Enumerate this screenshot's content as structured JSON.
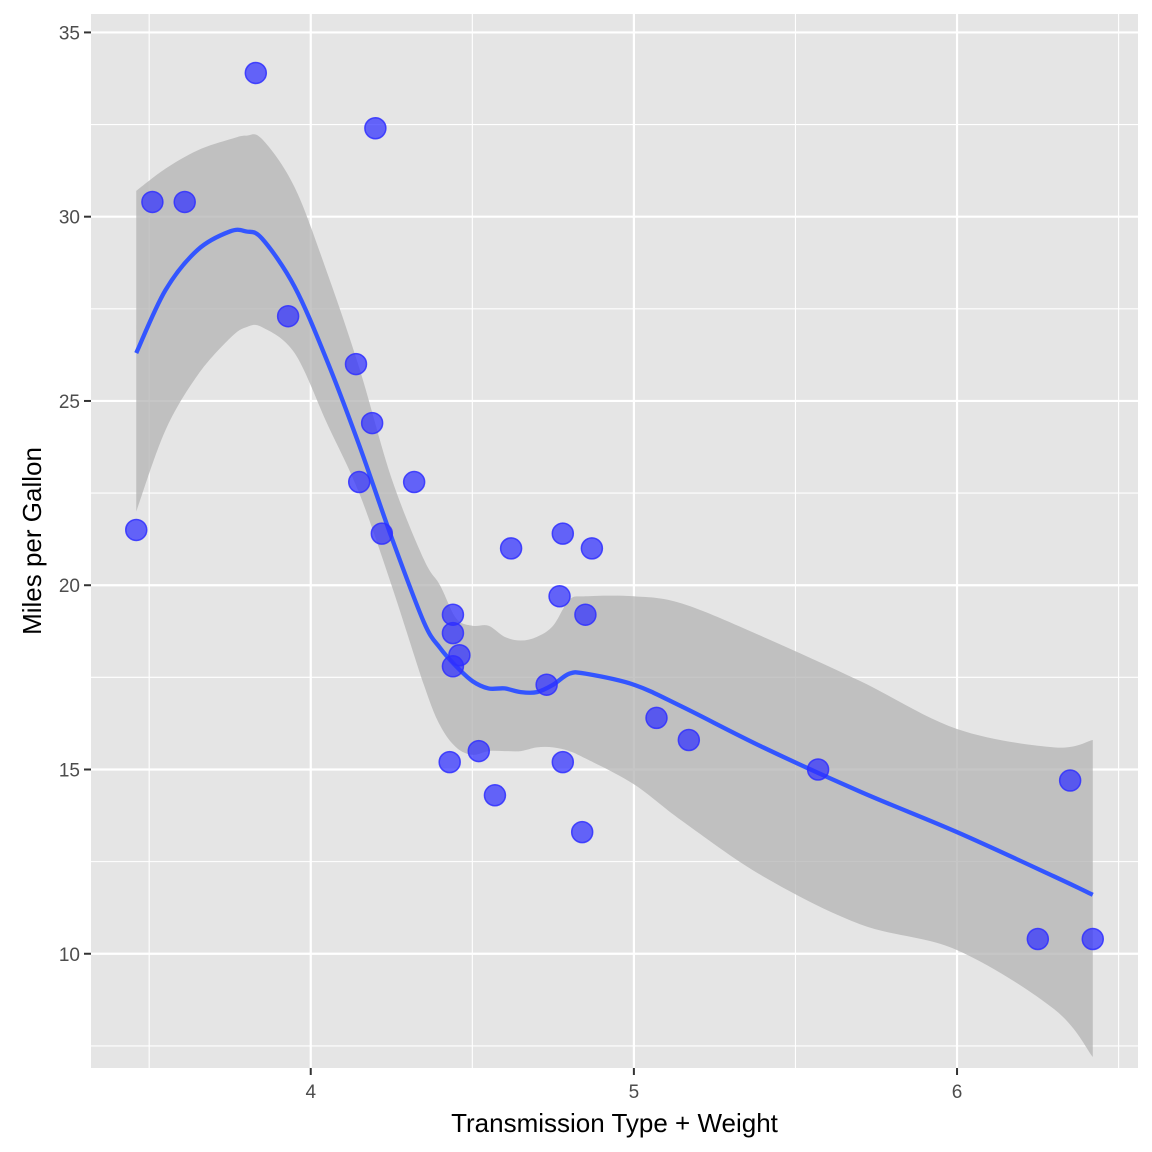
{
  "chart_data": {
    "type": "scatter",
    "title": "",
    "xlabel": "Transmission Type + Weight",
    "ylabel": "Miles per Gallon",
    "xlim": [
      3.32,
      6.56
    ],
    "ylim": [
      6.9,
      35.5
    ],
    "x_ticks": [
      4,
      5,
      6
    ],
    "x_tick_labels": [
      "4",
      "5",
      "6"
    ],
    "y_ticks": [
      10,
      15,
      20,
      25,
      30,
      35
    ],
    "y_tick_labels": [
      "10",
      "15",
      "20",
      "25",
      "30",
      "35"
    ],
    "grid": true,
    "legend": "none",
    "colors": {
      "panel_background": "#e5e5e5",
      "grid": "#ffffff",
      "points": "#2f2fff",
      "smooth_line": "#3355ff",
      "confidence_band": "#b3b3b3"
    },
    "points": {
      "x": [
        3.46,
        3.51,
        3.61,
        3.83,
        3.93,
        4.14,
        4.15,
        4.19,
        4.2,
        4.22,
        4.32,
        4.43,
        4.44,
        4.44,
        4.44,
        4.46,
        4.52,
        4.57,
        4.62,
        4.73,
        4.77,
        4.78,
        4.78,
        4.84,
        4.85,
        4.87,
        5.07,
        5.17,
        5.57,
        6.25,
        6.35,
        6.42
      ],
      "y": [
        21.5,
        30.4,
        30.4,
        33.9,
        27.3,
        26.0,
        22.8,
        24.4,
        32.4,
        21.4,
        22.8,
        15.2,
        19.2,
        18.7,
        17.8,
        18.1,
        15.5,
        14.3,
        21.0,
        17.3,
        19.7,
        21.4,
        15.2,
        13.3,
        19.2,
        21.0,
        16.4,
        15.8,
        15.0,
        10.4,
        14.7,
        10.4
      ]
    },
    "smooth": {
      "method": "loess",
      "x": [
        3.46,
        3.55,
        3.65,
        3.75,
        3.8,
        3.85,
        3.95,
        4.05,
        4.15,
        4.25,
        4.35,
        4.4,
        4.45,
        4.5,
        4.55,
        4.6,
        4.65,
        4.7,
        4.75,
        4.8,
        4.85,
        5.0,
        5.15,
        5.4,
        5.7,
        6.0,
        6.3,
        6.42
      ],
      "y": [
        26.3,
        28.0,
        29.1,
        29.6,
        29.6,
        29.4,
        28.1,
        26.1,
        23.8,
        21.3,
        19.0,
        18.3,
        17.8,
        17.4,
        17.2,
        17.2,
        17.1,
        17.1,
        17.3,
        17.6,
        17.6,
        17.3,
        16.7,
        15.6,
        14.4,
        13.3,
        12.1,
        11.6
      ],
      "lower": [
        22.0,
        24.2,
        25.7,
        26.7,
        27.0,
        27.0,
        26.3,
        24.4,
        22.5,
        20.0,
        17.3,
        16.2,
        15.6,
        15.4,
        15.5,
        15.5,
        15.5,
        15.6,
        15.6,
        15.5,
        15.3,
        14.6,
        13.6,
        12.1,
        10.8,
        10.1,
        8.5,
        7.2
      ],
      "upper": [
        30.7,
        31.3,
        31.8,
        32.1,
        32.2,
        32.1,
        30.8,
        28.5,
        25.9,
        22.9,
        20.7,
        20.0,
        19.1,
        18.9,
        18.9,
        18.6,
        18.5,
        18.6,
        18.9,
        19.6,
        19.7,
        19.7,
        19.5,
        18.6,
        17.4,
        16.1,
        15.6,
        15.8
      ]
    }
  }
}
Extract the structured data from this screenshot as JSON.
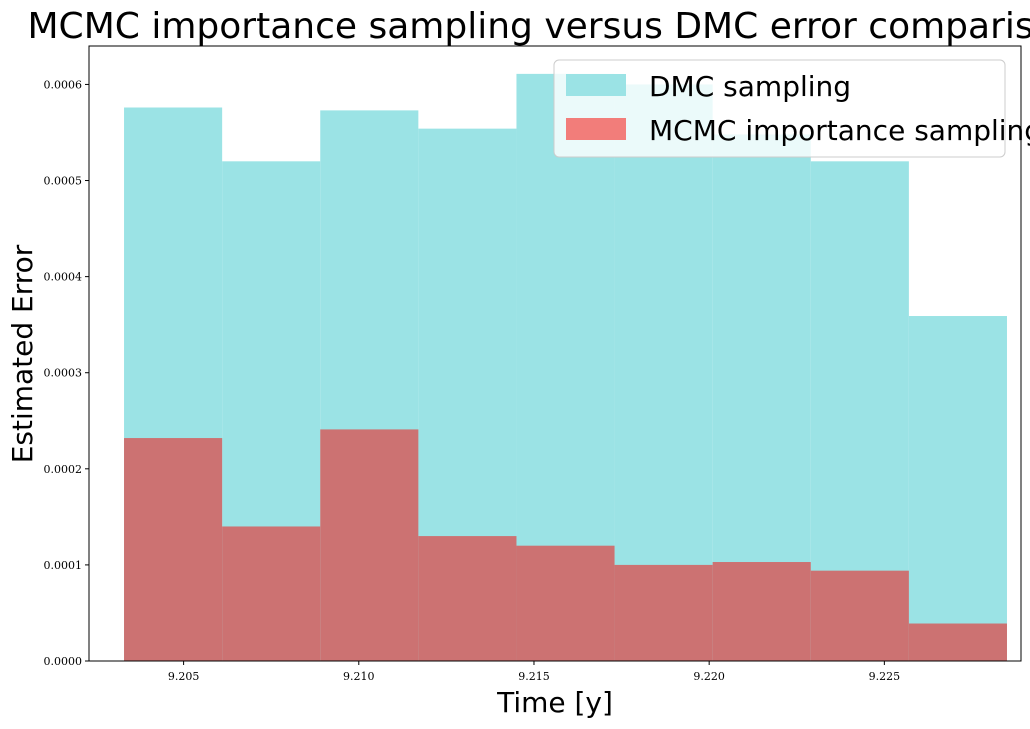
:::::
### DO THIS
Write out the data precisely as given, excluding the pictures.

### RESPONSE TO THE TASK
Enumerate this screenshot's content as structured JSON.
{
  "chart_data": {
    "type": "scatter",
    "title": "",
    "xlabel": "Transmission Type + Weight",
    "ylabel": "Miles per Gallon",
    "xlim": [
      3.32,
      6.56
    ],
    "ylim": [
      6.9,
      35.5
    ],
    "x_ticks": [
      4,
      5,
      6
    ],
    "x_tick_labels": [
      "4",
      "5",
      "6"
    ],
    "y_ticks": [
      10,
      15,
      20,
      25,
      30,
      35
    ],
    "y_tick_labels": [
      "10",
      "15",
      "20",
      "25",
      "30",
      "35"
    ],
    "grid": true,
    "legend": "none",
    "colors": {
      "panel_background": "#e5e5e5",
      "grid": "#ffffff",
      "points": "#2f2fff",
      "smooth_line": "#3355ff",
      "confidence_band": "#b3b3b3"
    },
    "points": {
      "x": [
        3.46,
        3.51,
        3.61,
        3.83,
        3.93,
        4.14,
        4.15,
        4.19,
        4.2,
        4.22,
        4.32,
        4.43,
        4.44,
        4.44,
        4.44,
        4.46,
        4.52,
        4.57,
        4.62,
        4.73,
        4.77,
        4.78,
        4.78,
        4.84,
        4.85,
        4.87,
        5.07,
        5.17,
        5.57,
        6.25,
        6.35,
        6.42
      ],
      "y": [
        21.5,
        30.4,
        30.4,
        33.9,
        27.3,
        26.0,
        22.8,
        24.4,
        32.4,
        21.4,
        22.8,
        15.2,
        19.2,
        18.7,
        17.8,
        18.1,
        15.5,
        14.3,
        21.0,
        17.3,
        19.7,
        21.4,
        15.2,
        13.3,
        19.2,
        21.0,
        16.4,
        15.8,
        15.0,
        10.4,
        14.7,
        10.4
      ]
    },
    "smooth": {
      "method": "loess",
      "x": [
        3.46,
        3.55,
        3.65,
        3.75,
        3.8,
        3.85,
        3.95,
        4.05,
        4.15,
        4.25,
        4.35,
        4.4,
        4.45,
        4.5,
        4.55,
        4.6,
        4.65,
        4.7,
        4.75,
        4.8,
        4.85,
        5.0,
        5.15,
        5.4,
        5.7,
        6.0,
        6.3,
        6.42
      ],
      "y": [
        26.3,
        28.0,
        29.1,
        29.6,
        29.6,
        29.4,
        28.1,
        26.1,
        23.8,
        21.3,
        19.0,
        18.3,
        17.8,
        17.4,
        17.2,
        17.2,
        17.1,
        17.1,
        17.3,
        17.6,
        17.6,
        17.3,
        16.7,
        15.6,
        14.4,
        13.3,
        12.1,
        11.6
      ],
      "lower": [
        22.0,
        24.2,
        25.7,
        26.7,
        27.0,
        27.0,
        26.3,
        24.4,
        22.5,
        20.0,
        17.3,
        16.2,
        15.6,
        15.4,
        15.5,
        15.5,
        15.5,
        15.6,
        15.6,
        15.5,
        15.3,
        14.6,
        13.6,
        12.1,
        10.8,
        10.1,
        8.5,
        7.2
      ],
      "upper": [
        30.7,
        31.3,
        31.8,
        32.1,
        32.2,
        32.1,
        30.8,
        28.5,
        25.9,
        22.9,
        20.7,
        20.0,
        19.1,
        18.9,
        18.9,
        18.6,
        18.5,
        18.6,
        18.9,
        19.6,
        19.7,
        19.7,
        19.5,
        18.6,
        17.4,
        16.1,
        15.6,
        15.8
      ]
    }
  }
}
Extract the structured data from this screenshot as JSON.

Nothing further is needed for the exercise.